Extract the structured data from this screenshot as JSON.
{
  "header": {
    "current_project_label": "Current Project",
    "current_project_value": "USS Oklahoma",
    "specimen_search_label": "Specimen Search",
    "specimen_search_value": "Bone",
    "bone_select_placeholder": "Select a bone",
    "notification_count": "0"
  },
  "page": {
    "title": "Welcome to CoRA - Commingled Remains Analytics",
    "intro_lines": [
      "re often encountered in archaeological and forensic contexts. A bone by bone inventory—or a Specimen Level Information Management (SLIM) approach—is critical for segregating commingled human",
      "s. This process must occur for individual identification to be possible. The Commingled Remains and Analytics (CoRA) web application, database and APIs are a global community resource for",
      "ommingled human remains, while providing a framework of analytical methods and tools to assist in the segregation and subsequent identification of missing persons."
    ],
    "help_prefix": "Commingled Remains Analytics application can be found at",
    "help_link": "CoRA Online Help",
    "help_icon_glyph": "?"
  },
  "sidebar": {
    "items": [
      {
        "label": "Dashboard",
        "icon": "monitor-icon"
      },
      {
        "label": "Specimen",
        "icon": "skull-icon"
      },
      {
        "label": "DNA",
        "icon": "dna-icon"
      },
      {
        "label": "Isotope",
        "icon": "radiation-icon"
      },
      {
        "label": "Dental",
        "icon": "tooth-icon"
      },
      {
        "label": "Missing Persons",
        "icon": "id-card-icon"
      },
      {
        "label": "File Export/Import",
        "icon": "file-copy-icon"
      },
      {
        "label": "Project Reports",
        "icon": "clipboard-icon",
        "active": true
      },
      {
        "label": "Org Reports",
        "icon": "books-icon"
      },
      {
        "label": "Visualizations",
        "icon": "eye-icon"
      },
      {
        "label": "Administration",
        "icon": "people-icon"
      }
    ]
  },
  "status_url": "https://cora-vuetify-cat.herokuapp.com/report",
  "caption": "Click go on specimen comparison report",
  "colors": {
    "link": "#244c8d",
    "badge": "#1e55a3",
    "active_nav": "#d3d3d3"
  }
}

* STATED TASK: Here, the records must be output exactly and in full.

* TASK SOLUTION:
Extract the structured data from this screenshot as JSON.
{
  "header": {
    "current_project_label": "Current Project",
    "current_project_value": "USS Oklahoma",
    "specimen_search_label": "Specimen Search",
    "specimen_search_value": "Bone",
    "bone_select_placeholder": "Select a bone",
    "notification_count": "0"
  },
  "page": {
    "title": "Welcome to CoRA - Commingled Remains Analytics",
    "intro_lines": [
      "re often encountered in archaeological and forensic contexts. A bone by bone inventory—or a Specimen Level Information Management (SLIM) approach—is critical for segregating commingled human",
      "s. This process must occur for individual identification to be possible. The Commingled Remains and Analytics (CoRA) web application, database and APIs are a global community resource for",
      "ommingled human remains, while providing a framework of analytical methods and tools to assist in the segregation and subsequent identification of missing persons."
    ],
    "help_prefix": "Commingled Remains Analytics application can be found at",
    "help_link": "CoRA Online Help",
    "help_icon_glyph": "?"
  },
  "sidebar": {
    "items": [
      {
        "label": "Dashboard",
        "icon": "monitor-icon"
      },
      {
        "label": "Specimen",
        "icon": "skull-icon"
      },
      {
        "label": "DNA",
        "icon": "dna-icon"
      },
      {
        "label": "Isotope",
        "icon": "radiation-icon"
      },
      {
        "label": "Dental",
        "icon": "tooth-icon"
      },
      {
        "label": "Missing Persons",
        "icon": "id-card-icon"
      },
      {
        "label": "File Export/Import",
        "icon": "file-copy-icon"
      },
      {
        "label": "Project Reports",
        "icon": "clipboard-icon",
        "active": true
      },
      {
        "label": "Org Reports",
        "icon": "books-icon"
      },
      {
        "label": "Visualizations",
        "icon": "eye-icon"
      },
      {
        "label": "Administration",
        "icon": "people-icon"
      }
    ]
  },
  "status_url": "https://cora-vuetify-cat.herokuapp.com/report",
  "caption": "Click go on specimen comparison report",
  "colors": {
    "link": "#244c8d",
    "badge": "#1e55a3",
    "active_nav": "#d3d3d3"
  }
}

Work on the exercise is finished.